*WHAT YOU NEED TO DO*
Tally how many lines hold the string "fibre". Your reply should be that number alone.

::::::::

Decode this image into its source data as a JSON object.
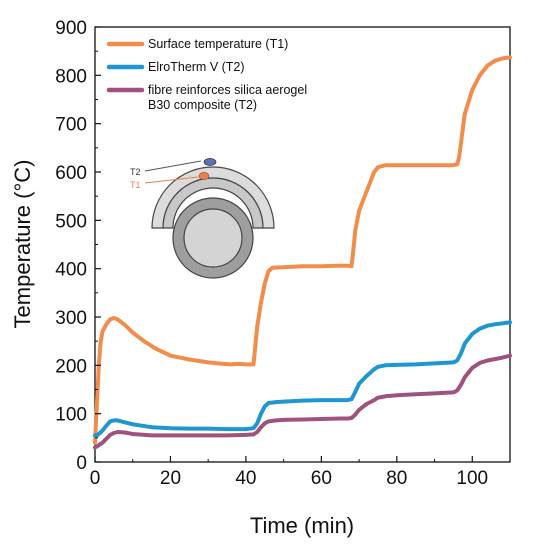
{
  "chart_data": {
    "type": "line",
    "xlabel": "Time (min)",
    "ylabel": "Temperature (°C)",
    "xlim": [
      0,
      110
    ],
    "ylim": [
      0,
      900
    ],
    "x_ticks": [
      0,
      20,
      40,
      60,
      80,
      100
    ],
    "y_ticks": [
      0,
      100,
      200,
      300,
      400,
      500,
      600,
      700,
      800,
      900
    ],
    "grid": false,
    "legend_position": "top-left",
    "series": [
      {
        "name": "Surface temperature (T1)",
        "color": "#F28C4A",
        "x": [
          0,
          0.5,
          1,
          1.5,
          2,
          3,
          4,
          5,
          6,
          8,
          10,
          13,
          16,
          20,
          25,
          30,
          34,
          36,
          38,
          40,
          42,
          42.5,
          43,
          44,
          45,
          46,
          47,
          50,
          55,
          60,
          64,
          67,
          68,
          68.5,
          69,
          70,
          72,
          73,
          74,
          75,
          77,
          80,
          85,
          90,
          95,
          96,
          96.5,
          97,
          98,
          100,
          102,
          104,
          106,
          108,
          110
        ],
        "y": [
          40,
          120,
          200,
          250,
          270,
          285,
          295,
          298,
          295,
          283,
          268,
          250,
          235,
          220,
          212,
          206,
          203,
          202,
          203,
          202,
          202,
          240,
          280,
          330,
          370,
          395,
          402,
          403,
          405,
          405,
          406,
          406,
          405,
          440,
          480,
          520,
          560,
          580,
          600,
          610,
          614,
          614,
          614,
          614,
          614,
          616,
          630,
          660,
          720,
          770,
          800,
          820,
          830,
          835,
          837
        ]
      },
      {
        "name": "ElroTherm V (T2)",
        "color": "#1E96D2",
        "x": [
          0,
          0.5,
          1,
          2,
          3,
          4,
          5,
          6,
          7,
          8,
          10,
          15,
          20,
          25,
          30,
          35,
          40,
          42,
          43,
          44,
          45,
          46,
          48,
          50,
          55,
          60,
          65,
          67,
          68,
          69,
          70,
          72,
          73,
          74,
          75,
          77,
          80,
          85,
          90,
          95,
          96,
          97,
          98,
          100,
          102,
          104,
          106,
          108,
          110
        ],
        "y": [
          55,
          55,
          58,
          65,
          75,
          84,
          86,
          86,
          84,
          82,
          78,
          72,
          70,
          69,
          69,
          68,
          68,
          70,
          80,
          100,
          115,
          122,
          124,
          125,
          127,
          128,
          128,
          128,
          130,
          145,
          162,
          178,
          185,
          192,
          197,
          200,
          201,
          202,
          204,
          206,
          210,
          225,
          245,
          265,
          276,
          282,
          285,
          287,
          289
        ]
      },
      {
        "name": "fibre reinforces silica aerogel B30 composite (T2)",
        "color": "#A0527E",
        "x": [
          0,
          0.5,
          1,
          2,
          3,
          4,
          5,
          6,
          8,
          10,
          15,
          20,
          25,
          30,
          35,
          40,
          42,
          43,
          44,
          45,
          46,
          48,
          50,
          55,
          60,
          65,
          67,
          68,
          69,
          70,
          72,
          74,
          75,
          77,
          80,
          85,
          90,
          95,
          96,
          97,
          98,
          100,
          102,
          104,
          106,
          108,
          110
        ],
        "y": [
          30,
          32,
          35,
          40,
          48,
          56,
          60,
          62,
          61,
          58,
          55,
          55,
          55,
          55,
          55,
          56,
          57,
          62,
          72,
          80,
          84,
          86,
          87,
          88,
          89,
          90,
          90,
          91,
          98,
          108,
          120,
          128,
          133,
          136,
          138,
          140,
          142,
          144,
          148,
          160,
          175,
          195,
          205,
          210,
          213,
          216,
          220
        ]
      }
    ],
    "inset": {
      "labels": [
        "T2",
        "T1"
      ],
      "label_colors": [
        "#333333",
        "#E8804A"
      ]
    }
  },
  "legend": {
    "items": [
      {
        "lines": [
          "Surface temperature (T1)"
        ],
        "color": "#F28C4A"
      },
      {
        "lines": [
          "ElroTherm V (T2)"
        ],
        "color": "#1E96D2"
      },
      {
        "lines": [
          "fibre reinforces silica aerogel",
          "B30 composite (T2)"
        ],
        "color": "#A0527E"
      }
    ]
  }
}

::::::::

*RESPONSE TO THE TASK*
2